> [Goal]:
Will you give the material below again, every line exactly as it is?

>> START

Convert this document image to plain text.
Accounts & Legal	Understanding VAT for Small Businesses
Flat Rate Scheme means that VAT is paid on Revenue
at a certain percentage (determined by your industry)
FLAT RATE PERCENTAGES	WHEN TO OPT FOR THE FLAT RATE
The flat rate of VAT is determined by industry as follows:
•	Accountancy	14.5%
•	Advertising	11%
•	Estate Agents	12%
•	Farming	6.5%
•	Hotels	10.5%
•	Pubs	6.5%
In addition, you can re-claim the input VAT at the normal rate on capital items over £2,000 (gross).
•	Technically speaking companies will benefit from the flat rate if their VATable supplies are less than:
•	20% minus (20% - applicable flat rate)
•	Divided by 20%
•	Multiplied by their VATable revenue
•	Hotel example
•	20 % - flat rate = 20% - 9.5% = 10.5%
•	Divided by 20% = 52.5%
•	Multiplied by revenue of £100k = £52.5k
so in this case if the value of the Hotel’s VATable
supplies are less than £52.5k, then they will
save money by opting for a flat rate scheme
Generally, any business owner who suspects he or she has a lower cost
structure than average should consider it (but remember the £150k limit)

>> END

> [The solution]:
Convert this document image to plain text.
Accounts & Legal	Understanding VAT for Small Businesses
Flat Rate Scheme means that VAT is paid on Revenue
at a certain percentage (determined by your industry)
FLAT RATE PERCENTAGES	WHEN TO OPT FOR THE FLAT RATE
The flat rate of VAT is determined by industry as follows:
•	Accountancy	14.5%
•	Advertising	11%
•	Estate Agents	12%
•	Farming	6.5%
•	Hotels	10.5%
•	Pubs	6.5%
In addition, you can re-claim the input VAT at the normal rate on capital items over £2,000 (gross).
•	Technically speaking companies will benefit from the flat rate if their VATable supplies are less than:
•	20% minus (20% - applicable flat rate)
•	Divided by 20%
•	Multiplied by their VATable revenue
•	Hotel example
•	20 % - flat rate = 20% - 9.5% = 10.5%
•	Divided by 20% = 52.5%
•	Multiplied by revenue of £100k = £52.5k
so in this case if the value of the Hotel’s VATable
supplies are less than £52.5k, then they will
save money by opting for a flat rate scheme
Generally, any business owner who suspects he or she has a lower cost
structure than average should consider it (but remember the £150k limit)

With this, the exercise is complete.